[Dataset records]
□ □ □
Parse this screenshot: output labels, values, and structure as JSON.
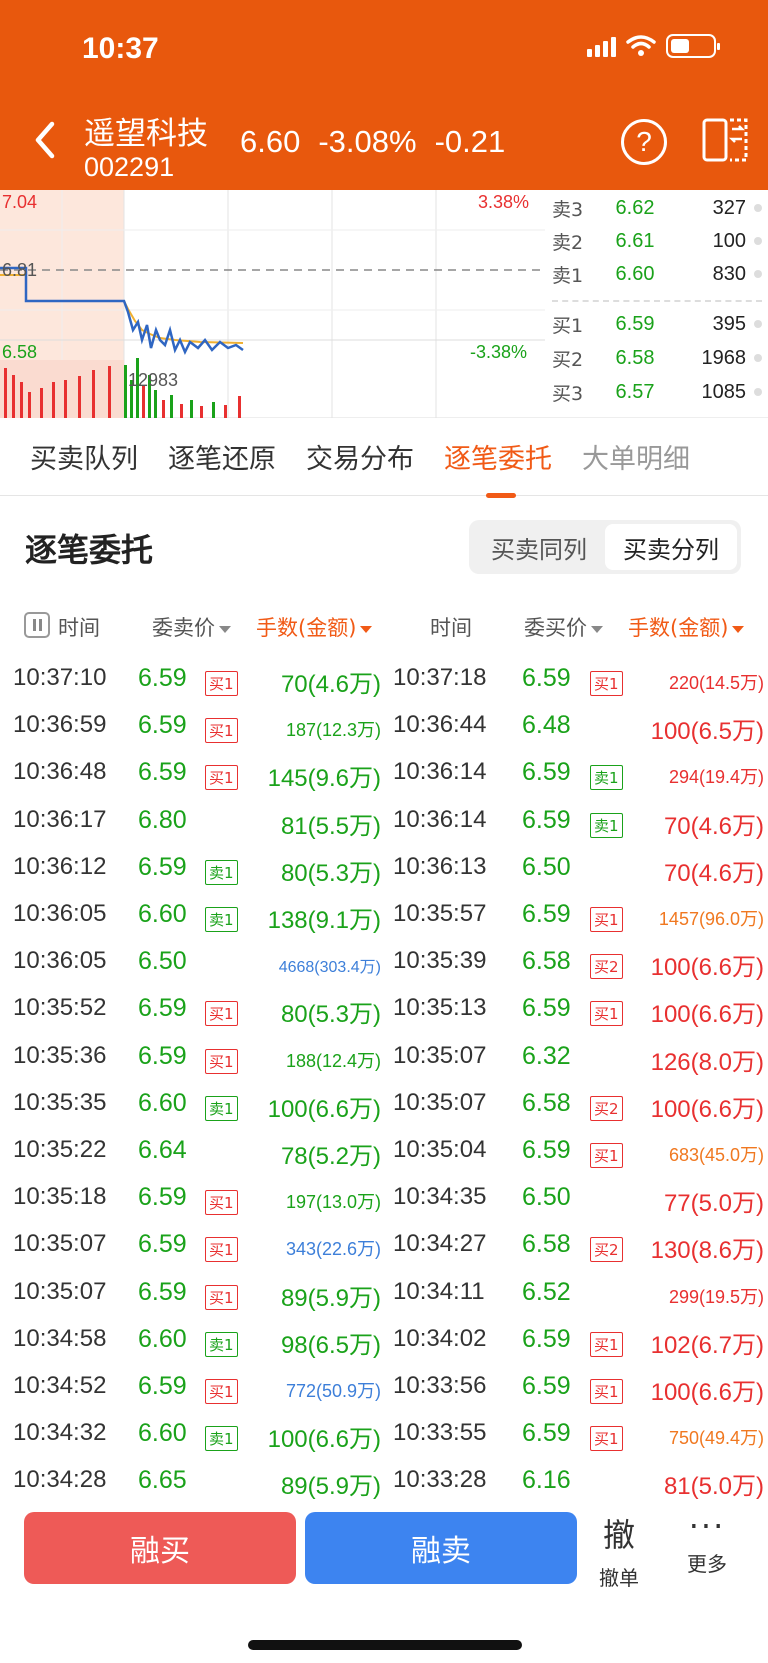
{
  "status_bar": {
    "time": "10:37"
  },
  "header": {
    "stock_name": "遥望科技",
    "stock_code": "002291",
    "price": "6.60",
    "change_pct": "-3.08%",
    "change": "-0.21",
    "help_label": "?"
  },
  "chart": {
    "high_label": "7.04",
    "high_pct": "3.38%",
    "prev_close_label": "6.81",
    "low_label": "6.58",
    "low_pct": "-3.38%",
    "volume_label": "12983"
  },
  "order_book": {
    "asks": [
      {
        "label": "卖3",
        "price": "6.62",
        "volume": "327"
      },
      {
        "label": "卖2",
        "price": "6.61",
        "volume": "100"
      },
      {
        "label": "卖1",
        "price": "6.60",
        "volume": "830"
      }
    ],
    "bids": [
      {
        "label": "买1",
        "price": "6.59",
        "volume": "395"
      },
      {
        "label": "买2",
        "price": "6.58",
        "volume": "1968"
      },
      {
        "label": "买3",
        "price": "6.57",
        "volume": "1085"
      }
    ]
  },
  "tabs": [
    "买卖队列",
    "逐笔还原",
    "交易分布",
    "逐笔委托",
    "大单明细"
  ],
  "section": {
    "title": "逐笔委托",
    "toggle": [
      "买卖同列",
      "买卖分列"
    ]
  },
  "columns": {
    "time": "时间",
    "sell_price": "委卖价",
    "volume_left": "手数(金额)",
    "time_right": "时间",
    "buy_price": "委买价",
    "volume_right": "手数(金额)"
  },
  "rows": [
    {
      "lt": "10:37:10",
      "lp": "6.59",
      "ltag": "买1",
      "lv": "70(4.6万)",
      "rt": "10:37:18",
      "rp": "6.59",
      "rtag": "买1",
      "rv": "220(14.5万)"
    },
    {
      "lt": "10:36:59",
      "lp": "6.59",
      "ltag": "买1",
      "lv": "187(12.3万)",
      "rt": "10:36:44",
      "rp": "6.48",
      "rtag": "",
      "rv": "100(6.5万)"
    },
    {
      "lt": "10:36:48",
      "lp": "6.59",
      "ltag": "买1",
      "lv": "145(9.6万)",
      "rt": "10:36:14",
      "rp": "6.59",
      "rtag": "卖1",
      "rv": "294(19.4万)"
    },
    {
      "lt": "10:36:17",
      "lp": "6.80",
      "ltag": "",
      "lv": "81(5.5万)",
      "rt": "10:36:14",
      "rp": "6.59",
      "rtag": "卖1",
      "rv": "70(4.6万)"
    },
    {
      "lt": "10:36:12",
      "lp": "6.59",
      "ltag": "卖1",
      "lv": "80(5.3万)",
      "rt": "10:36:13",
      "rp": "6.50",
      "rtag": "",
      "rv": "70(4.6万)"
    },
    {
      "lt": "10:36:05",
      "lp": "6.60",
      "ltag": "卖1",
      "lv": "138(9.1万)",
      "rt": "10:35:57",
      "rp": "6.59",
      "rtag": "买1",
      "rv": "1457(96.0万)"
    },
    {
      "lt": "10:36:05",
      "lp": "6.50",
      "ltag": "",
      "lv": "4668(303.4万)",
      "rt": "10:35:39",
      "rp": "6.58",
      "rtag": "买2",
      "rv": "100(6.6万)"
    },
    {
      "lt": "10:35:52",
      "lp": "6.59",
      "ltag": "买1",
      "lv": "80(5.3万)",
      "rt": "10:35:13",
      "rp": "6.59",
      "rtag": "买1",
      "rv": "100(6.6万)"
    },
    {
      "lt": "10:35:36",
      "lp": "6.59",
      "ltag": "买1",
      "lv": "188(12.4万)",
      "rt": "10:35:07",
      "rp": "6.32",
      "rtag": "",
      "rv": "126(8.0万)"
    },
    {
      "lt": "10:35:35",
      "lp": "6.60",
      "ltag": "卖1",
      "lv": "100(6.6万)",
      "rt": "10:35:07",
      "rp": "6.58",
      "rtag": "买2",
      "rv": "100(6.6万)"
    },
    {
      "lt": "10:35:22",
      "lp": "6.64",
      "ltag": "",
      "lv": "78(5.2万)",
      "rt": "10:35:04",
      "rp": "6.59",
      "rtag": "买1",
      "rv": "683(45.0万)"
    },
    {
      "lt": "10:35:18",
      "lp": "6.59",
      "ltag": "买1",
      "lv": "197(13.0万)",
      "rt": "10:34:35",
      "rp": "6.50",
      "rtag": "",
      "rv": "77(5.0万)"
    },
    {
      "lt": "10:35:07",
      "lp": "6.59",
      "ltag": "买1",
      "lv": "343(22.6万)",
      "rt": "10:34:27",
      "rp": "6.58",
      "rtag": "买2",
      "rv": "130(8.6万)"
    },
    {
      "lt": "10:35:07",
      "lp": "6.59",
      "ltag": "买1",
      "lv": "89(5.9万)",
      "rt": "10:34:11",
      "rp": "6.52",
      "rtag": "",
      "rv": "299(19.5万)"
    },
    {
      "lt": "10:34:58",
      "lp": "6.60",
      "ltag": "卖1",
      "lv": "98(6.5万)",
      "rt": "10:34:02",
      "rp": "6.59",
      "rtag": "买1",
      "rv": "102(6.7万)"
    },
    {
      "lt": "10:34:52",
      "lp": "6.59",
      "ltag": "买1",
      "lv": "772(50.9万)",
      "rt": "10:33:56",
      "rp": "6.59",
      "rtag": "买1",
      "rv": "100(6.6万)"
    },
    {
      "lt": "10:34:32",
      "lp": "6.60",
      "ltag": "卖1",
      "lv": "100(6.6万)",
      "rt": "10:33:55",
      "rp": "6.59",
      "rtag": "买1",
      "rv": "750(49.4万)"
    },
    {
      "lt": "10:34:28",
      "lp": "6.65",
      "ltag": "",
      "lv": "89(5.9万)",
      "rt": "10:33:28",
      "rp": "6.16",
      "rtag": "",
      "rv": "81(5.0万)"
    }
  ],
  "bottom_bar": {
    "buy": "融买",
    "sell": "融卖",
    "cancel_icon": "撤",
    "cancel_label": "撤单",
    "more_icon": "···",
    "more_label": "更多"
  },
  "colors": {
    "header_bg": "#e8580d",
    "up": "#e83030",
    "down": "#1aa21a",
    "large_blue": "#3d7fd9",
    "large_orange": "#f07820",
    "accent": "#f15a16"
  }
}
□ □ □
Transcribe the listing in full. Omit the pictures and keep every line exact.

Parse this screenshot: output labels, values, and structure as JSON.
{
  "status_bar": {
    "time": "10:37"
  },
  "header": {
    "stock_name": "遥望科技",
    "stock_code": "002291",
    "price": "6.60",
    "change_pct": "-3.08%",
    "change": "-0.21",
    "help_label": "?"
  },
  "chart": {
    "high_label": "7.04",
    "high_pct": "3.38%",
    "prev_close_label": "6.81",
    "low_label": "6.58",
    "low_pct": "-3.38%",
    "volume_label": "12983"
  },
  "order_book": {
    "asks": [
      {
        "label": "卖3",
        "price": "6.62",
        "volume": "327"
      },
      {
        "label": "卖2",
        "price": "6.61",
        "volume": "100"
      },
      {
        "label": "卖1",
        "price": "6.60",
        "volume": "830"
      }
    ],
    "bids": [
      {
        "label": "买1",
        "price": "6.59",
        "volume": "395"
      },
      {
        "label": "买2",
        "price": "6.58",
        "volume": "1968"
      },
      {
        "label": "买3",
        "price": "6.57",
        "volume": "1085"
      }
    ]
  },
  "tabs": [
    "买卖队列",
    "逐笔还原",
    "交易分布",
    "逐笔委托",
    "大单明细"
  ],
  "section": {
    "title": "逐笔委托",
    "toggle": [
      "买卖同列",
      "买卖分列"
    ]
  },
  "columns": {
    "time": "时间",
    "sell_price": "委卖价",
    "volume_left": "手数(金额)",
    "time_right": "时间",
    "buy_price": "委买价",
    "volume_right": "手数(金额)"
  },
  "rows": [
    {
      "lt": "10:37:10",
      "lp": "6.59",
      "ltag": "买1",
      "lv": "70(4.6万)",
      "rt": "10:37:18",
      "rp": "6.59",
      "rtag": "买1",
      "rv": "220(14.5万)"
    },
    {
      "lt": "10:36:59",
      "lp": "6.59",
      "ltag": "买1",
      "lv": "187(12.3万)",
      "rt": "10:36:44",
      "rp": "6.48",
      "rtag": "",
      "rv": "100(6.5万)"
    },
    {
      "lt": "10:36:48",
      "lp": "6.59",
      "ltag": "买1",
      "lv": "145(9.6万)",
      "rt": "10:36:14",
      "rp": "6.59",
      "rtag": "卖1",
      "rv": "294(19.4万)"
    },
    {
      "lt": "10:36:17",
      "lp": "6.80",
      "ltag": "",
      "lv": "81(5.5万)",
      "rt": "10:36:14",
      "rp": "6.59",
      "rtag": "卖1",
      "rv": "70(4.6万)"
    },
    {
      "lt": "10:36:12",
      "lp": "6.59",
      "ltag": "卖1",
      "lv": "80(5.3万)",
      "rt": "10:36:13",
      "rp": "6.50",
      "rtag": "",
      "rv": "70(4.6万)"
    },
    {
      "lt": "10:36:05",
      "lp": "6.60",
      "ltag": "卖1",
      "lv": "138(9.1万)",
      "rt": "10:35:57",
      "rp": "6.59",
      "rtag": "买1",
      "rv": "1457(96.0万)"
    },
    {
      "lt": "10:36:05",
      "lp": "6.50",
      "ltag": "",
      "lv": "4668(303.4万)",
      "rt": "10:35:39",
      "rp": "6.58",
      "rtag": "买2",
      "rv": "100(6.6万)"
    },
    {
      "lt": "10:35:52",
      "lp": "6.59",
      "ltag": "买1",
      "lv": "80(5.3万)",
      "rt": "10:35:13",
      "rp": "6.59",
      "rtag": "买1",
      "rv": "100(6.6万)"
    },
    {
      "lt": "10:35:36",
      "lp": "6.59",
      "ltag": "买1",
      "lv": "188(12.4万)",
      "rt": "10:35:07",
      "rp": "6.32",
      "rtag": "",
      "rv": "126(8.0万)"
    },
    {
      "lt": "10:35:35",
      "lp": "6.60",
      "ltag": "卖1",
      "lv": "100(6.6万)",
      "rt": "10:35:07",
      "rp": "6.58",
      "rtag": "买2",
      "rv": "100(6.6万)"
    },
    {
      "lt": "10:35:22",
      "lp": "6.64",
      "ltag": "",
      "lv": "78(5.2万)",
      "rt": "10:35:04",
      "rp": "6.59",
      "rtag": "买1",
      "rv": "683(45.0万)"
    },
    {
      "lt": "10:35:18",
      "lp": "6.59",
      "ltag": "买1",
      "lv": "197(13.0万)",
      "rt": "10:34:35",
      "rp": "6.50",
      "rtag": "",
      "rv": "77(5.0万)"
    },
    {
      "lt": "10:35:07",
      "lp": "6.59",
      "ltag": "买1",
      "lv": "343(22.6万)",
      "rt": "10:34:27",
      "rp": "6.58",
      "rtag": "买2",
      "rv": "130(8.6万)"
    },
    {
      "lt": "10:35:07",
      "lp": "6.59",
      "ltag": "买1",
      "lv": "89(5.9万)",
      "rt": "10:34:11",
      "rp": "6.52",
      "rtag": "",
      "rv": "299(19.5万)"
    },
    {
      "lt": "10:34:58",
      "lp": "6.60",
      "ltag": "卖1",
      "lv": "98(6.5万)",
      "rt": "10:34:02",
      "rp": "6.59",
      "rtag": "买1",
      "rv": "102(6.7万)"
    },
    {
      "lt": "10:34:52",
      "lp": "6.59",
      "ltag": "买1",
      "lv": "772(50.9万)",
      "rt": "10:33:56",
      "rp": "6.59",
      "rtag": "买1",
      "rv": "100(6.6万)"
    },
    {
      "lt": "10:34:32",
      "lp": "6.60",
      "ltag": "卖1",
      "lv": "100(6.6万)",
      "rt": "10:33:55",
      "rp": "6.59",
      "rtag": "买1",
      "rv": "750(49.4万)"
    },
    {
      "lt": "10:34:28",
      "lp": "6.65",
      "ltag": "",
      "lv": "89(5.9万)",
      "rt": "10:33:28",
      "rp": "6.16",
      "rtag": "",
      "rv": "81(5.0万)"
    }
  ],
  "bottom_bar": {
    "buy": "融买",
    "sell": "融卖",
    "cancel_icon": "撤",
    "cancel_label": "撤单",
    "more_icon": "···",
    "more_label": "更多"
  },
  "colors": {
    "header_bg": "#e8580d",
    "up": "#e83030",
    "down": "#1aa21a",
    "large_blue": "#3d7fd9",
    "large_orange": "#f07820",
    "accent": "#f15a16"
  }
}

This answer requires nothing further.